- Stored dataset items
-- BEGIN --

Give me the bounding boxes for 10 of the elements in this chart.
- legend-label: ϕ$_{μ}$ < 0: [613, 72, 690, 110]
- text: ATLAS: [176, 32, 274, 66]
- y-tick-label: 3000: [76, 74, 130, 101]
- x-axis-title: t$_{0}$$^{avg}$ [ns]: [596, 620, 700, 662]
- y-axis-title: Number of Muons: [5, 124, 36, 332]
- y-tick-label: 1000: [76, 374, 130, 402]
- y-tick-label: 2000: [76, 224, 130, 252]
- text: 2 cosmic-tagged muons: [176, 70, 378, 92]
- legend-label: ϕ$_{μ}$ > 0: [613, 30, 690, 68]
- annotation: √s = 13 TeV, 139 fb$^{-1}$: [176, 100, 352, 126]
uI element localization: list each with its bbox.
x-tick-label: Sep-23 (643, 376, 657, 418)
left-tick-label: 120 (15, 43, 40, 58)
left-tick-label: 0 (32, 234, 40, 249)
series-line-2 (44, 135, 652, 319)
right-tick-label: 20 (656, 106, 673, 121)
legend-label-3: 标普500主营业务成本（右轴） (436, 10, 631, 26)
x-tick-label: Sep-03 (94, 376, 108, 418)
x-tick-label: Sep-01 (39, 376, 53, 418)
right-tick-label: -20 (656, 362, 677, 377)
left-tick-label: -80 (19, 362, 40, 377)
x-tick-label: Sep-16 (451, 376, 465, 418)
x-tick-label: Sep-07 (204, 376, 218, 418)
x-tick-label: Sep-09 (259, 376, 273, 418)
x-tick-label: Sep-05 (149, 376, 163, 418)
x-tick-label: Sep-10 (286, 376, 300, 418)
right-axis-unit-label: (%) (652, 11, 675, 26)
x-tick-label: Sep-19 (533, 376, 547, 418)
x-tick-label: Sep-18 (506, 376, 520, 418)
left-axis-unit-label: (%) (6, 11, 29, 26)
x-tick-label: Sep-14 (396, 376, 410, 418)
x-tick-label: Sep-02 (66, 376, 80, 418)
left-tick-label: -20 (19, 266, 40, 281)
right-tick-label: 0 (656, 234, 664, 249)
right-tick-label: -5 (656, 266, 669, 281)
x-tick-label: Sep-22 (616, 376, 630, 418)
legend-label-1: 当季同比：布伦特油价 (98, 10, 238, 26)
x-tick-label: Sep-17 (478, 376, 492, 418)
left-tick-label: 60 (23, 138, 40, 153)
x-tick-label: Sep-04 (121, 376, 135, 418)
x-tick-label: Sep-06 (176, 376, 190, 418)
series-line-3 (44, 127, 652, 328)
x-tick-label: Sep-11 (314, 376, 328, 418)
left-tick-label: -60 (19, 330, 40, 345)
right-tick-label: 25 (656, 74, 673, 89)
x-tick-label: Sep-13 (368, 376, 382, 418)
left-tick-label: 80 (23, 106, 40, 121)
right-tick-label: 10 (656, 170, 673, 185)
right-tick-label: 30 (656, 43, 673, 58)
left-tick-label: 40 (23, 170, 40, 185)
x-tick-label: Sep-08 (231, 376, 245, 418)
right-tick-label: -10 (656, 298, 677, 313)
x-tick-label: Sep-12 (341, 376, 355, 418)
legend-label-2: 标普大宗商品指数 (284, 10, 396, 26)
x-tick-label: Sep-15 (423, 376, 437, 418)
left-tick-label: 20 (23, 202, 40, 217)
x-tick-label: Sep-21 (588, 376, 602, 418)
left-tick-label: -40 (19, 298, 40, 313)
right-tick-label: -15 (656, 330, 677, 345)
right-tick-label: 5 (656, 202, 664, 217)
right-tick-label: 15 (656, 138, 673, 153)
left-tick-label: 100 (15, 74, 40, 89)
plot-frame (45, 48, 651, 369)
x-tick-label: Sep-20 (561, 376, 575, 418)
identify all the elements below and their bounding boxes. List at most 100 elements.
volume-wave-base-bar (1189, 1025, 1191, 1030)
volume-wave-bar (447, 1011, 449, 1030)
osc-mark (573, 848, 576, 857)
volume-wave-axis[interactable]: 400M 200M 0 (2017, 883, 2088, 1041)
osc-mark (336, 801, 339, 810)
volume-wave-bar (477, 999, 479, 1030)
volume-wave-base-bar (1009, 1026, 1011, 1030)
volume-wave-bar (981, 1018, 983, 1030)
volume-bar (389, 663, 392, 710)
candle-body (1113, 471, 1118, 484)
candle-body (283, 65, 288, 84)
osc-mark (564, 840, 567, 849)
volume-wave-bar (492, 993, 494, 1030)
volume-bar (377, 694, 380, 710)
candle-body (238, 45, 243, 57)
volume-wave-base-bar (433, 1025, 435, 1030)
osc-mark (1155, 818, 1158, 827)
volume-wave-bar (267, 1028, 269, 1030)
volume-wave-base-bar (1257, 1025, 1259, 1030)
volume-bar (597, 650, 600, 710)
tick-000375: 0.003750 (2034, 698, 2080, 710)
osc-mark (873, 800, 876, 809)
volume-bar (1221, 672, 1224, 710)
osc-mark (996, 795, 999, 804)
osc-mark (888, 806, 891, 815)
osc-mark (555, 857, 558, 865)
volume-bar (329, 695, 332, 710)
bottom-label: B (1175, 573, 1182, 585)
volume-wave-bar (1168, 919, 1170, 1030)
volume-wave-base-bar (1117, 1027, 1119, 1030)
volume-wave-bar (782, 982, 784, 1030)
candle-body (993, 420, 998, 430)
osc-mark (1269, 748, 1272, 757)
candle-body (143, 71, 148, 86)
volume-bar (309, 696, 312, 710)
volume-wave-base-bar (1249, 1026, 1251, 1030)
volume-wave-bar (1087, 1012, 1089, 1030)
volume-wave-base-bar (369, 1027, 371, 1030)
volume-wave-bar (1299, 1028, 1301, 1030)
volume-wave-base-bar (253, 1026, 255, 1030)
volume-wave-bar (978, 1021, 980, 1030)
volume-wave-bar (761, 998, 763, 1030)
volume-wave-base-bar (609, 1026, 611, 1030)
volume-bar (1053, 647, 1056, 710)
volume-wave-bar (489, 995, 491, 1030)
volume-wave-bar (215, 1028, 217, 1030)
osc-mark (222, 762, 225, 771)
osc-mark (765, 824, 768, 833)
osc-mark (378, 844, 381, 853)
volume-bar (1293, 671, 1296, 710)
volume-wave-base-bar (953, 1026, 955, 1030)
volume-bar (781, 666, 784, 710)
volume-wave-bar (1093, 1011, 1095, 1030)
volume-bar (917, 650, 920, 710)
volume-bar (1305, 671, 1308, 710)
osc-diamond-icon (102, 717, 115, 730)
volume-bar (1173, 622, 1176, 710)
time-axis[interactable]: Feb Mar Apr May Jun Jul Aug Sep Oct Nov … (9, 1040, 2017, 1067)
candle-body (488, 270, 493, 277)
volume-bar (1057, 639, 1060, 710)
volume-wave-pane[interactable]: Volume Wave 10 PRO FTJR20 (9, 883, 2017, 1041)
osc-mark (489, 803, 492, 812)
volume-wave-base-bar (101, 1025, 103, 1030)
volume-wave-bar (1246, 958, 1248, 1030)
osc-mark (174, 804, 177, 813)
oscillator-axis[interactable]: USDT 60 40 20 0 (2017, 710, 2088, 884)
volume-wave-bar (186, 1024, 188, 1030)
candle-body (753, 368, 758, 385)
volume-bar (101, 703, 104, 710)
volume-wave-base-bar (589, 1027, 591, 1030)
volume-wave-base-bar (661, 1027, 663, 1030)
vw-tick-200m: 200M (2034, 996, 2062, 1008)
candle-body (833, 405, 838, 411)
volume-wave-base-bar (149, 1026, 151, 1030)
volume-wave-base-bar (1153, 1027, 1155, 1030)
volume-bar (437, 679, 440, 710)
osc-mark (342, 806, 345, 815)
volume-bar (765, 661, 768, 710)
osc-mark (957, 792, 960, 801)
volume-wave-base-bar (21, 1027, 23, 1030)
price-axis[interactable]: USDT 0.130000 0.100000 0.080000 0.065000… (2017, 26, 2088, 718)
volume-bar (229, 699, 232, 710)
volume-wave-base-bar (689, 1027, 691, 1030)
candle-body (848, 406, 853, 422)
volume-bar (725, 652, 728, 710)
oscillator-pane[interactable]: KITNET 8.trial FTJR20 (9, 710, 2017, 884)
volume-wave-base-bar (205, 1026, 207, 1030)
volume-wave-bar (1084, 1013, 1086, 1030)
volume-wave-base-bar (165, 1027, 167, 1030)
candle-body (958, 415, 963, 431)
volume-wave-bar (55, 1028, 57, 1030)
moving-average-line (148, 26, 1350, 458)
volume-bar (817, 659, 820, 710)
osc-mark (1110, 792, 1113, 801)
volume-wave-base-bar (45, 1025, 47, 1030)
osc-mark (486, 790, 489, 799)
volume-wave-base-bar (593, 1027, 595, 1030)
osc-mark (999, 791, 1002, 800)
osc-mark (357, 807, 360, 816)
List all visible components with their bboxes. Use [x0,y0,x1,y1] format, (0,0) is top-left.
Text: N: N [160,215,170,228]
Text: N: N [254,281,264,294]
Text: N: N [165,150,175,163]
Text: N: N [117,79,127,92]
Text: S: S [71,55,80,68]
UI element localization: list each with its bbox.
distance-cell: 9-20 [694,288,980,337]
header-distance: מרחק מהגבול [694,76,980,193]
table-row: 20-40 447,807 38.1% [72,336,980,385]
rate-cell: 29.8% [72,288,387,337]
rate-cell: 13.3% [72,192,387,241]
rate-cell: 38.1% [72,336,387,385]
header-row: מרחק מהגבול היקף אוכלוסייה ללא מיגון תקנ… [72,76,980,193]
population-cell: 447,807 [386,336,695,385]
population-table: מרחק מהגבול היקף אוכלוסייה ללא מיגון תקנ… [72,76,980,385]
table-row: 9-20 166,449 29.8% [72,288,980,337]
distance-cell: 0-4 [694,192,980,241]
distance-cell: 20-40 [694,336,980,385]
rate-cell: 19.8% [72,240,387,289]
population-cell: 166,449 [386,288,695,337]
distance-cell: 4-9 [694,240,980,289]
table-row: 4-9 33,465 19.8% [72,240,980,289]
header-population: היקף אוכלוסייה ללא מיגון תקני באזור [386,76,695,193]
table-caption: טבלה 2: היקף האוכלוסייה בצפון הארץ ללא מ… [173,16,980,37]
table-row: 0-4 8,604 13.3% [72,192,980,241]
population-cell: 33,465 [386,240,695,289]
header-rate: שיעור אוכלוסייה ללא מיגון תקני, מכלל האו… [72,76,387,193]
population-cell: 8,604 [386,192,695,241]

-- END --

- Requirement
Copy everything from the start of the records down to the line containing "30, 690, 68]", including that line.

- Solution for this problem
Give me the bounding boxes for 10 of the elements in this chart.
- legend-label: ϕ$_{μ}$ < 0: [613, 72, 690, 110]
- text: ATLAS: [176, 32, 274, 66]
- y-tick-label: 3000: [76, 74, 130, 101]
- x-axis-title: t$_{0}$$^{avg}$ [ns]: [596, 620, 700, 662]
- y-axis-title: Number of Muons: [5, 124, 36, 332]
- y-tick-label: 1000: [76, 374, 130, 402]
- y-tick-label: 2000: [76, 224, 130, 252]
- text: 2 cosmic-tagged muons: [176, 70, 378, 92]
- legend-label: ϕ$_{μ}$ > 0: [613, 30, 690, 68]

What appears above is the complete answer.